## Begin AVAILABLE RECORDS

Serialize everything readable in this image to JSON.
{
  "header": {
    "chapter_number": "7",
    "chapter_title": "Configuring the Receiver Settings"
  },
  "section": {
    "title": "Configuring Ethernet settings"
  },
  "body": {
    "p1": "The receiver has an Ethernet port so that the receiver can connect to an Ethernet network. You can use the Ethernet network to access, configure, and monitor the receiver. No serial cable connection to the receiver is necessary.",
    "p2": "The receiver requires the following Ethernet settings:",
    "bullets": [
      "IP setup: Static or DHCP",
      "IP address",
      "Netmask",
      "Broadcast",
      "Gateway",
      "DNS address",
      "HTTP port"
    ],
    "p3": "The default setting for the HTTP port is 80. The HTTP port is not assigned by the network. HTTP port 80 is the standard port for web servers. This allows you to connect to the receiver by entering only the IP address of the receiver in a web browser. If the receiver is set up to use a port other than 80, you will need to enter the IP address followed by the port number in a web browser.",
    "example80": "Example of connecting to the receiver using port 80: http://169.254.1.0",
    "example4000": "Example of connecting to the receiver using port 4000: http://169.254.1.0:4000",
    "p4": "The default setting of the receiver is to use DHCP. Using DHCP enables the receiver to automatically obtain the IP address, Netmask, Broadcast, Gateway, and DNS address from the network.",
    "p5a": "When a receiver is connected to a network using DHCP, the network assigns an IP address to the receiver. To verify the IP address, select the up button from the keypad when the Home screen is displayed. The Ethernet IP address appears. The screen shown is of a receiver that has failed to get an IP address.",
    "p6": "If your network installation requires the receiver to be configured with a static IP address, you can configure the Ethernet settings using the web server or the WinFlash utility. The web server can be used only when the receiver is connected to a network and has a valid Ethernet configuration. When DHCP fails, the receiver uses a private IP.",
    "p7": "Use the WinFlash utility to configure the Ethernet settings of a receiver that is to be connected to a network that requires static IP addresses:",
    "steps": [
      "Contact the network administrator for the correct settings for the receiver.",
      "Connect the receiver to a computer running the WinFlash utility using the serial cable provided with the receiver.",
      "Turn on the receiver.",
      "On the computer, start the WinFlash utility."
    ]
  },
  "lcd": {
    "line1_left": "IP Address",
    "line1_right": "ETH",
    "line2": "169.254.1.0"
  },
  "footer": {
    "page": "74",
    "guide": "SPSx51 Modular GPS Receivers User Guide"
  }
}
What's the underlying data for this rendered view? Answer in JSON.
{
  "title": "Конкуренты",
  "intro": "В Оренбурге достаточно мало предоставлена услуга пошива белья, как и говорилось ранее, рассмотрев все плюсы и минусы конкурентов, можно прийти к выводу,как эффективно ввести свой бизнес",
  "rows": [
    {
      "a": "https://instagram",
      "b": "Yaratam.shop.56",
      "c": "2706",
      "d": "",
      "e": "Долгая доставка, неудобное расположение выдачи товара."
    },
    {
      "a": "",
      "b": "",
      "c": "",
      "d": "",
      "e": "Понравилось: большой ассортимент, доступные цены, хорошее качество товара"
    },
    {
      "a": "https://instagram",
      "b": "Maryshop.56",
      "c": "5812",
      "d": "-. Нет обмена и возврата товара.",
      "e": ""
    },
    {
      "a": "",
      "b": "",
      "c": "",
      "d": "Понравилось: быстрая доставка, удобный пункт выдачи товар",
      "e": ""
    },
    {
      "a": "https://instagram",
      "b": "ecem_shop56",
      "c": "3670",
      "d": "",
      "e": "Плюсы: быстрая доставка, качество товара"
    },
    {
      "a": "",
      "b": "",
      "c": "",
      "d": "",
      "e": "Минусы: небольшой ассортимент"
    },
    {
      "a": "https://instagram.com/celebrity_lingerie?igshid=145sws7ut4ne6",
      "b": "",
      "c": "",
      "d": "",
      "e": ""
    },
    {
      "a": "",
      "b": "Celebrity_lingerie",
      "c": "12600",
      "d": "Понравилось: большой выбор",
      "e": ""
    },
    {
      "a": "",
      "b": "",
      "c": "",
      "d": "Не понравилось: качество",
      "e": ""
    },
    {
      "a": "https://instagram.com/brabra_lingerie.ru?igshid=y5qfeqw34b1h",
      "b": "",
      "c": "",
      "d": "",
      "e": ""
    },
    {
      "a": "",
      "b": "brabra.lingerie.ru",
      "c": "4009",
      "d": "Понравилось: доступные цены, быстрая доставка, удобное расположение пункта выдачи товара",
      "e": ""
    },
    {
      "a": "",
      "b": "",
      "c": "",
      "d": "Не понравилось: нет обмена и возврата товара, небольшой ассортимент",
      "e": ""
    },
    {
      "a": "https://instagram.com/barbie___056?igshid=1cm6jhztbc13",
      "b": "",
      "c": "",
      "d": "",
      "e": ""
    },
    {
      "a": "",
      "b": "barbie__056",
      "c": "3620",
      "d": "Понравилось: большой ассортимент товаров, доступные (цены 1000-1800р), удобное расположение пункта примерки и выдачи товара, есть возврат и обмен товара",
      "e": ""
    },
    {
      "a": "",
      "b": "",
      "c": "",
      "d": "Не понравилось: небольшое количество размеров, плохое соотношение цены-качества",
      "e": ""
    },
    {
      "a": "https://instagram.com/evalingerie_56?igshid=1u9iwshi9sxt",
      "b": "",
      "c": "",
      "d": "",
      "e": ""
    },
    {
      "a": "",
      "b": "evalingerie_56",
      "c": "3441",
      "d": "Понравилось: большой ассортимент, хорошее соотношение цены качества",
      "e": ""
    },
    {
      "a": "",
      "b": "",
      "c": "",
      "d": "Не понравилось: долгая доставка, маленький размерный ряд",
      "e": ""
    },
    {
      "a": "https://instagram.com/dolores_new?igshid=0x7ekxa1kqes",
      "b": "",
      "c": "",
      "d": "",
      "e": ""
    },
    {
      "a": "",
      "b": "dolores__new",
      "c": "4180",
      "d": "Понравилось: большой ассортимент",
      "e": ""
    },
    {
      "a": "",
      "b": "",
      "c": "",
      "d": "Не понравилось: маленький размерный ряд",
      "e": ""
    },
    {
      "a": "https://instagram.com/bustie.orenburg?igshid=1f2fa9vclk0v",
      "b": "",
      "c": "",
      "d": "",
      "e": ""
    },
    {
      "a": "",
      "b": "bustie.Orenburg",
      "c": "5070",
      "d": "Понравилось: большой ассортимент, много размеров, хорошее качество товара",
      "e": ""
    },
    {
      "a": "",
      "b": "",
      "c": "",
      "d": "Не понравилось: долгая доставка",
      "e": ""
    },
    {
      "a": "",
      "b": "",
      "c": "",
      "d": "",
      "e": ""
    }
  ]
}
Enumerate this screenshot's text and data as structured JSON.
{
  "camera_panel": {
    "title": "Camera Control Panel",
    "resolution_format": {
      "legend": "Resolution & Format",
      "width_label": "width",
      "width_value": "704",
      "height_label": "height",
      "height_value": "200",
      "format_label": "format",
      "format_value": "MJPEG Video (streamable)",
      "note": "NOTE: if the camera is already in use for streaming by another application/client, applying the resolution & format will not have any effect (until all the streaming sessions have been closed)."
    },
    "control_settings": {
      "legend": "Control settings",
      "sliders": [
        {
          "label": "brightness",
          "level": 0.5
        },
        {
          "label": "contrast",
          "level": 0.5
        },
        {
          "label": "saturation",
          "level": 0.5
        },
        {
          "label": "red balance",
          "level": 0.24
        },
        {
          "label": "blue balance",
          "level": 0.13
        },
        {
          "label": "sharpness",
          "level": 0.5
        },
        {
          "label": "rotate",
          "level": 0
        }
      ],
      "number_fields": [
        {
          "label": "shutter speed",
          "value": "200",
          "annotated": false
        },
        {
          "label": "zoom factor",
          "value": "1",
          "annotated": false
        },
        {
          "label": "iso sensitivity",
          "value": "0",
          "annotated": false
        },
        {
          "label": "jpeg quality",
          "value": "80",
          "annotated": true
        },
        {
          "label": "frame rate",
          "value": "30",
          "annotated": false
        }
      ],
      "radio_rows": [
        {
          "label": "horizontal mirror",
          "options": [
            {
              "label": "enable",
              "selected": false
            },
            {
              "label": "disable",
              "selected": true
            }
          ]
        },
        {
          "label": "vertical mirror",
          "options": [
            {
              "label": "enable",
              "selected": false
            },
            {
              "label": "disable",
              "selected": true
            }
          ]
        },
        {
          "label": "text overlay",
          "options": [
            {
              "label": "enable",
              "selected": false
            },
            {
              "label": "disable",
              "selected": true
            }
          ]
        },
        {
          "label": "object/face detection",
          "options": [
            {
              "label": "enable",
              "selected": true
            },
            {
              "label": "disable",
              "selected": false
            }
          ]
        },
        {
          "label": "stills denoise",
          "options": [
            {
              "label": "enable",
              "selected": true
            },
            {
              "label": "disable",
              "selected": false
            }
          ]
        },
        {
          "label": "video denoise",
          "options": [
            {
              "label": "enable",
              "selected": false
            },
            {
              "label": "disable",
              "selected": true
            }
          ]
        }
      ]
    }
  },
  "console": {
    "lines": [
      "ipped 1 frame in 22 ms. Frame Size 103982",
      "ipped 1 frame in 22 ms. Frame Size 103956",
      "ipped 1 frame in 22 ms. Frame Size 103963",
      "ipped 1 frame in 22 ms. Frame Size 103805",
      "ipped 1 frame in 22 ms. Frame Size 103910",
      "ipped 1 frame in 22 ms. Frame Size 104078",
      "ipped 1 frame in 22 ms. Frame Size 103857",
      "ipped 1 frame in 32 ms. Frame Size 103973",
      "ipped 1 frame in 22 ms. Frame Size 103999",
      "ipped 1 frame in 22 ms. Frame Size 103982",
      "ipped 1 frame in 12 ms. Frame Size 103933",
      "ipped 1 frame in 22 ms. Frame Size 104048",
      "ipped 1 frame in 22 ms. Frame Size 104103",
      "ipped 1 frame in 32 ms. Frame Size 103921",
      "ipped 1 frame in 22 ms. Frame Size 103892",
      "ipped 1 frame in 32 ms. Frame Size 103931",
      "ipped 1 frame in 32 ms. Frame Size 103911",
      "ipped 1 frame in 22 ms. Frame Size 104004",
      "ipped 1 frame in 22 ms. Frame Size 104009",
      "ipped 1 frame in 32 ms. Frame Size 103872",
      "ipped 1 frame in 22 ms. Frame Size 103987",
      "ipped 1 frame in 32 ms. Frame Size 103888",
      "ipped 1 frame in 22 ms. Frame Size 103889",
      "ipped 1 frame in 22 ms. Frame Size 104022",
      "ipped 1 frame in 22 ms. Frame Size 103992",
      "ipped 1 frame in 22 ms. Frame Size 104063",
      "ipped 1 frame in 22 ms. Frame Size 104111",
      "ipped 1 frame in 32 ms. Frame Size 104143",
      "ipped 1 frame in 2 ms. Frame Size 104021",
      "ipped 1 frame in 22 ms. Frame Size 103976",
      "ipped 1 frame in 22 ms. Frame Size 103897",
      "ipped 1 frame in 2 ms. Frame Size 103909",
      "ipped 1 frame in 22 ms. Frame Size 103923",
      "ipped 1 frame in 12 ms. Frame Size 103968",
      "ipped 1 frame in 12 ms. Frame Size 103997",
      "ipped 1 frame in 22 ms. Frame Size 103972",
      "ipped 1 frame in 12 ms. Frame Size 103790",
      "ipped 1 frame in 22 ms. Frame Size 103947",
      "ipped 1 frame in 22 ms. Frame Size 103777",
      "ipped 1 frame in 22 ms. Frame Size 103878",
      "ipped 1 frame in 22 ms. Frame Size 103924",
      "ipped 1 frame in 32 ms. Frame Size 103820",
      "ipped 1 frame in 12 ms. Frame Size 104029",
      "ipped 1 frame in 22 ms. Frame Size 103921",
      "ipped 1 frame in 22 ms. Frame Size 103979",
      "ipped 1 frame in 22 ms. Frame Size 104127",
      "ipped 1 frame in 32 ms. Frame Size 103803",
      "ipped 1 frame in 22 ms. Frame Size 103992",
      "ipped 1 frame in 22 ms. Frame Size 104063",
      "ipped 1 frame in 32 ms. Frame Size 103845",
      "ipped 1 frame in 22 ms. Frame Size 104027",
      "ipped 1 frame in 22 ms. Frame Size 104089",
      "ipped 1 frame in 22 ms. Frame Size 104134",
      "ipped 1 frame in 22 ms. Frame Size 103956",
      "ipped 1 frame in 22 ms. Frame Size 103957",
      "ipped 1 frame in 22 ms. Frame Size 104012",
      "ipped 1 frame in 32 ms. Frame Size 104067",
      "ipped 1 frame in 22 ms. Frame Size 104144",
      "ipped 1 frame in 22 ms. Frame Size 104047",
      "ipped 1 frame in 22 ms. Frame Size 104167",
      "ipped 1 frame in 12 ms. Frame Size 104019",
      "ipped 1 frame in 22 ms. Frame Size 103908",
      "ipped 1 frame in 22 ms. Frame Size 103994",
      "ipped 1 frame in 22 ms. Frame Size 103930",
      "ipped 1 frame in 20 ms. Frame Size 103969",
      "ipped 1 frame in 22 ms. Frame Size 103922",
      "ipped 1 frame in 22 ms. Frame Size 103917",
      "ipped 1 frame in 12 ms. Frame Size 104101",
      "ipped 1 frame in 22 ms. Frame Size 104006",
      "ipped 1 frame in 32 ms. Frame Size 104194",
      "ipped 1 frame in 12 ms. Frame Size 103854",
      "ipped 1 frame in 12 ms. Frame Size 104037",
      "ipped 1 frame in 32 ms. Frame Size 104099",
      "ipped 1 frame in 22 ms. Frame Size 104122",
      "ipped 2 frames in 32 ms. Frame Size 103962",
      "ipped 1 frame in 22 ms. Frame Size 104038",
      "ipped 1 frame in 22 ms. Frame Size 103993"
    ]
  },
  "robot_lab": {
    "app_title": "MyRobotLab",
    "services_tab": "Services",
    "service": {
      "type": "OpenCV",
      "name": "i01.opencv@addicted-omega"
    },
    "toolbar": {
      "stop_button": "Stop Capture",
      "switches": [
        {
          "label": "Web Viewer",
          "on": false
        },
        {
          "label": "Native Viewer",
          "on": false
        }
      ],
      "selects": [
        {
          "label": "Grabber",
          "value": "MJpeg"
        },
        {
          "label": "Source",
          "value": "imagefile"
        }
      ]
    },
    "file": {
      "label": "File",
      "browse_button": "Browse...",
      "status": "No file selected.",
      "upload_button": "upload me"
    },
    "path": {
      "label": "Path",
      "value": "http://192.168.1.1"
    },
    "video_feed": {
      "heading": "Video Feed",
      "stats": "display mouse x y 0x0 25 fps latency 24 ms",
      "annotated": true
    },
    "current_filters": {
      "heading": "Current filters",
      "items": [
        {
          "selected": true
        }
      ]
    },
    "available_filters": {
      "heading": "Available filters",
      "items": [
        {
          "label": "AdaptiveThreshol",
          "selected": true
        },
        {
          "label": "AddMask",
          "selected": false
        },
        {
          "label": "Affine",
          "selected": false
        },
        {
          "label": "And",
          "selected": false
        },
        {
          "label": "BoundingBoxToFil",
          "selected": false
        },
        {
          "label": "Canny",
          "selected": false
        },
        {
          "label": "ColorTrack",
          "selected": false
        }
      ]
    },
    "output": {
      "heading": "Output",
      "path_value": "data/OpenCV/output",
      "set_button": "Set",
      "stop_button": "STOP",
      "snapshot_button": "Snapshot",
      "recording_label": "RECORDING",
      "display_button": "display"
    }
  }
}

## End AVAILABLE RECORDS

SHORT EXERCISE:
Scan the material and collect every line that contains "from".

ANSWER TO THIS PROBLEM:
    "p4": "The default setting of the receiver is to use DHCP. Using DHCP enables the receiver to automatically obtain the IP address, Netmask, Broadcast, Gateway, and DNS address from the network.",
    "p5a": "When a receiver is connected to a network using DHCP, the network assigns an IP address to the receiver. To verify the IP address, select the up button from the keypad when the Home screen is displayed. The Ethernet IP address appears. The screen shown is of a receiver that has failed to get an IP address.",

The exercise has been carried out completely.